● **Exercise goal**
Take each line containing "collapse" and report it exactly as written.

● **Record extracts**
+++++

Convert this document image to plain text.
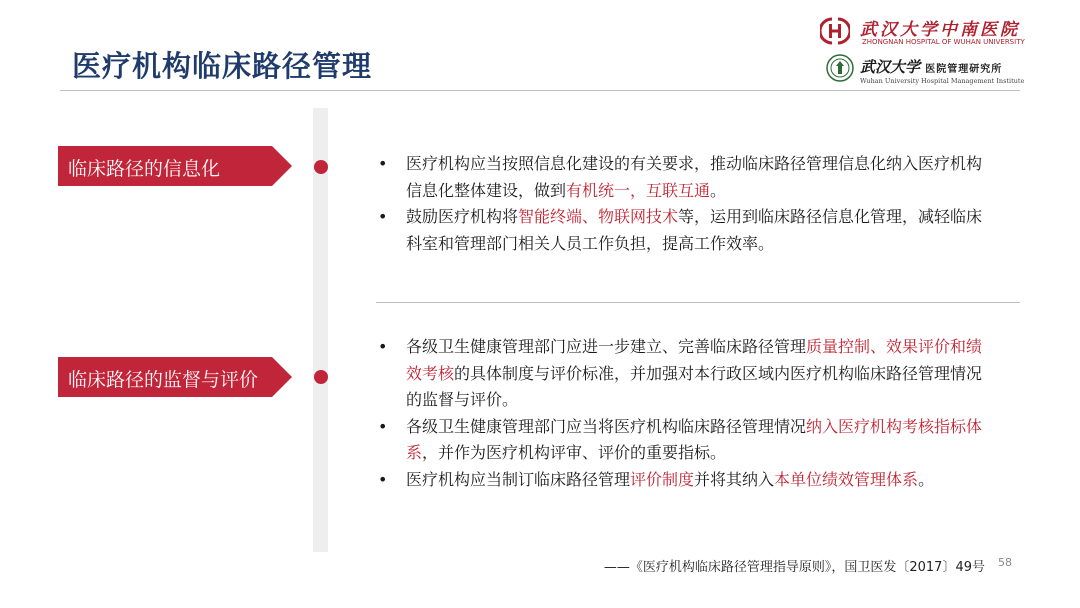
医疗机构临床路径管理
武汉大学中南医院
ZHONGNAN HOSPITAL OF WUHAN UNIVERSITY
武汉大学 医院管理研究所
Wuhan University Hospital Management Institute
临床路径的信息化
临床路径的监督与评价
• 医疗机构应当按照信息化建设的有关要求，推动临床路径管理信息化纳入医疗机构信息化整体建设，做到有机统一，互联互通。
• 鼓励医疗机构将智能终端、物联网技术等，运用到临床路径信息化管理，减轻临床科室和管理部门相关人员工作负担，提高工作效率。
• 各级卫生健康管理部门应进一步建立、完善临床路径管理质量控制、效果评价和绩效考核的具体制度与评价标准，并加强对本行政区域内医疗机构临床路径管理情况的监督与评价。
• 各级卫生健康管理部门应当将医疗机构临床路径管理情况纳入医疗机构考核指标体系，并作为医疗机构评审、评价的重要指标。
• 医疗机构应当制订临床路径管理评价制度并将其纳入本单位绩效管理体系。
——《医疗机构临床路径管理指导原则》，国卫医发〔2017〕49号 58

+++++

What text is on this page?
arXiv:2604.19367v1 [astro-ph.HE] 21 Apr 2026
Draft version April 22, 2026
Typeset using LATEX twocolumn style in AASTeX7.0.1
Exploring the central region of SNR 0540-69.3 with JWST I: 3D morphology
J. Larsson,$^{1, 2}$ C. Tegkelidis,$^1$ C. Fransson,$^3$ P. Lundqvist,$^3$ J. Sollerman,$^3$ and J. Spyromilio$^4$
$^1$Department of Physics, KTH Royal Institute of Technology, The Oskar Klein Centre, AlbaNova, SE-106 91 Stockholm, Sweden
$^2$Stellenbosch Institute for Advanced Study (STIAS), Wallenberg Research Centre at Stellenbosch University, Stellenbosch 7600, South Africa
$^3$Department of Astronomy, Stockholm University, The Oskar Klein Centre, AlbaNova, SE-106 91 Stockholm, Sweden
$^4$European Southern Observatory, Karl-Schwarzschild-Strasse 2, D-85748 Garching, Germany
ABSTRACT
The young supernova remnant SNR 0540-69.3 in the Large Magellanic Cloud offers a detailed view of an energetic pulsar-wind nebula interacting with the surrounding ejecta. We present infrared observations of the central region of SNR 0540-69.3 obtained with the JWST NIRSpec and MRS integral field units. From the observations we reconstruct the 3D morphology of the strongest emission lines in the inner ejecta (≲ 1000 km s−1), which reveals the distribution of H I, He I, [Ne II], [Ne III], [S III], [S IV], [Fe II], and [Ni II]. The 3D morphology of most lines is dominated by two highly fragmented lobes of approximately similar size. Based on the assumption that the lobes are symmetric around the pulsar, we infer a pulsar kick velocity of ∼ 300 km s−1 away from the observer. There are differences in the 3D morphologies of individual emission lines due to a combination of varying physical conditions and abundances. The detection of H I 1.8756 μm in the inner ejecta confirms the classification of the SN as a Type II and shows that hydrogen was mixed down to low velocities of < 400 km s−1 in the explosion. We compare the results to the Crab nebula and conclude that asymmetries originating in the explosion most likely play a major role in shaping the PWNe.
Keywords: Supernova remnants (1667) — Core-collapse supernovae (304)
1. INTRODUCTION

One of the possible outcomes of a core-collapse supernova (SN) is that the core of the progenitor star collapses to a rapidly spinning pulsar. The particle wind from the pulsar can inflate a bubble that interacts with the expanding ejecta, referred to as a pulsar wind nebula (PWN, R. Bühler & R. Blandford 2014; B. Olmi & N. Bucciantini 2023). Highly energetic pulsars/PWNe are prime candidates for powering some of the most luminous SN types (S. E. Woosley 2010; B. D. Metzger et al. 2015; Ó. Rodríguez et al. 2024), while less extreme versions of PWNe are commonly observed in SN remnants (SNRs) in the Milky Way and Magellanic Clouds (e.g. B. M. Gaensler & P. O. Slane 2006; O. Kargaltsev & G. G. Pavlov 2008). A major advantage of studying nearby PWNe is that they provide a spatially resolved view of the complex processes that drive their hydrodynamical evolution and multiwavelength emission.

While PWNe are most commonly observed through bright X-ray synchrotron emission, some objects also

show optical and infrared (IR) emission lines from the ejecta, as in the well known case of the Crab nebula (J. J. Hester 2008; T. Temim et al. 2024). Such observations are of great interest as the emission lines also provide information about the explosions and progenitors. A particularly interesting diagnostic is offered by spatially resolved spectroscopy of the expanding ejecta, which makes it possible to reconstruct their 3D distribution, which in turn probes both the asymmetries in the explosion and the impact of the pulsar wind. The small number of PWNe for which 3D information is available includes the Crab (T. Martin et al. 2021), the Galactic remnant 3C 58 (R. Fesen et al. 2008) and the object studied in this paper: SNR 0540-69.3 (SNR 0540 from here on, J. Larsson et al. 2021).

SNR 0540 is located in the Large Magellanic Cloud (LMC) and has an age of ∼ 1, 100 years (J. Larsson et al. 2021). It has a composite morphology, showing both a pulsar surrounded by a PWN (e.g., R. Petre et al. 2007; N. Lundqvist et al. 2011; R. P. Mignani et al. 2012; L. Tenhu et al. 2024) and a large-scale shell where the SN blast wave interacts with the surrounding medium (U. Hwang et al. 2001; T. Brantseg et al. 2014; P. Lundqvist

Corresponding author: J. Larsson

+++++

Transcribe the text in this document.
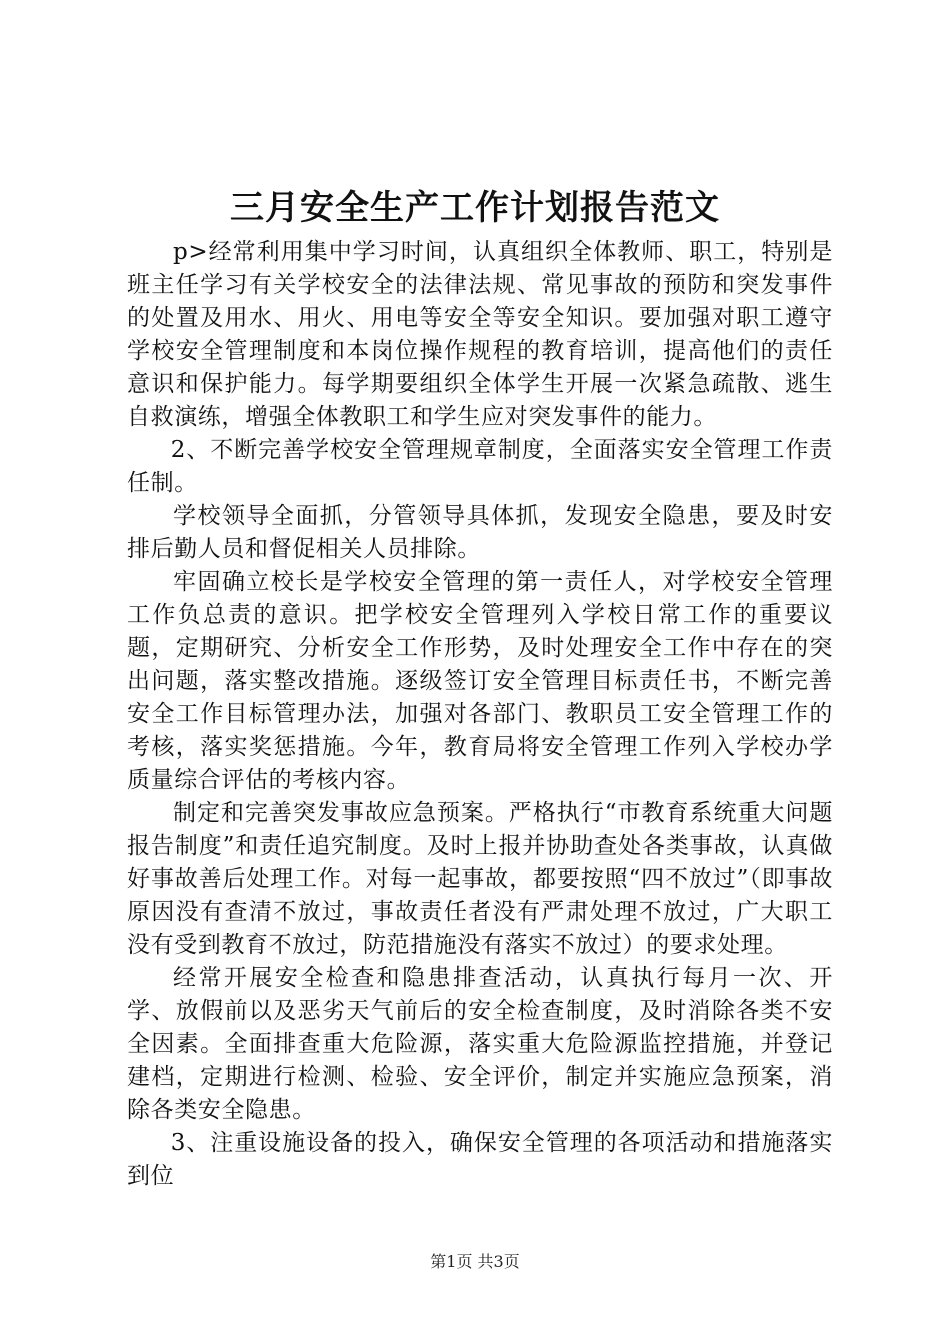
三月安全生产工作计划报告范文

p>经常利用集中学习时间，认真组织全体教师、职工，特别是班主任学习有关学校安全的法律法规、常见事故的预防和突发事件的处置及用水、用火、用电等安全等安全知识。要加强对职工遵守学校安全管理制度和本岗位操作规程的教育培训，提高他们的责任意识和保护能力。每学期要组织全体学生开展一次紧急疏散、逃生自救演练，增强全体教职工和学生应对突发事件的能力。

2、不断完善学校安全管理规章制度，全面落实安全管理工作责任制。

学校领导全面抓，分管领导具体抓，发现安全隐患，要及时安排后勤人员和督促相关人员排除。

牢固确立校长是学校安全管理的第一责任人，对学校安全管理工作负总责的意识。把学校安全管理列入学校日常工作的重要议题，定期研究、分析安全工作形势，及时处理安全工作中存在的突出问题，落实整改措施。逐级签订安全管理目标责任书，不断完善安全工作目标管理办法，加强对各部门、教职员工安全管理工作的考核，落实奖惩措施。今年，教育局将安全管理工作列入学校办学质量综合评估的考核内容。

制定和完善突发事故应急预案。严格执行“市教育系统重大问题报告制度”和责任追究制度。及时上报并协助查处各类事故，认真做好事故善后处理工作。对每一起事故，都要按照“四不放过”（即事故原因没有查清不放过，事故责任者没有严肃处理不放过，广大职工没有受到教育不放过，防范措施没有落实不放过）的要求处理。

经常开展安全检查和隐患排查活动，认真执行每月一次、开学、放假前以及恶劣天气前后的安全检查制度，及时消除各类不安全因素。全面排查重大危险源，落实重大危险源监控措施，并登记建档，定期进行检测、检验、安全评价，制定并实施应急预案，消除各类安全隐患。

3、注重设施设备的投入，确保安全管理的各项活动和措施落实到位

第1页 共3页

+++++

● **Answer for this exercise**
Keywords: Supernova remnants (1667) — Core-collapse supernovae (304)
One of the possible outcomes of a core-collapse supernova (SN) is that the core of the progenitor star collapses to a rapidly spinning pulsar. The particle wind from the pulsar can inflate a bubble that interacts with the expanding ejecta, referred to as a pulsar wind nebula (PWN, R. Bühler & R. Blandford 2014; B. Olmi & N. Bucciantini 2023). Highly energetic pulsars/PWNe are prime candidates for powering some of the most luminous SN types (S. E. Woosley 2010; B. D. Metzger et al. 2015; Ó. Rodríguez et al. 2024), while less extreme versions of PWNe are commonly observed in SN remnants (SNRs) in the Milky Way and Magellanic Clouds (e.g. B. M. Gaensler & P. O. Slane 2006; O. Kargaltsev & G. G. Pavlov 2008). A major advantage of studying nearby PWNe is that they provide a spatially resolved view of the complex processes that drive their hydrodynamical evolution and multiwavelength emission.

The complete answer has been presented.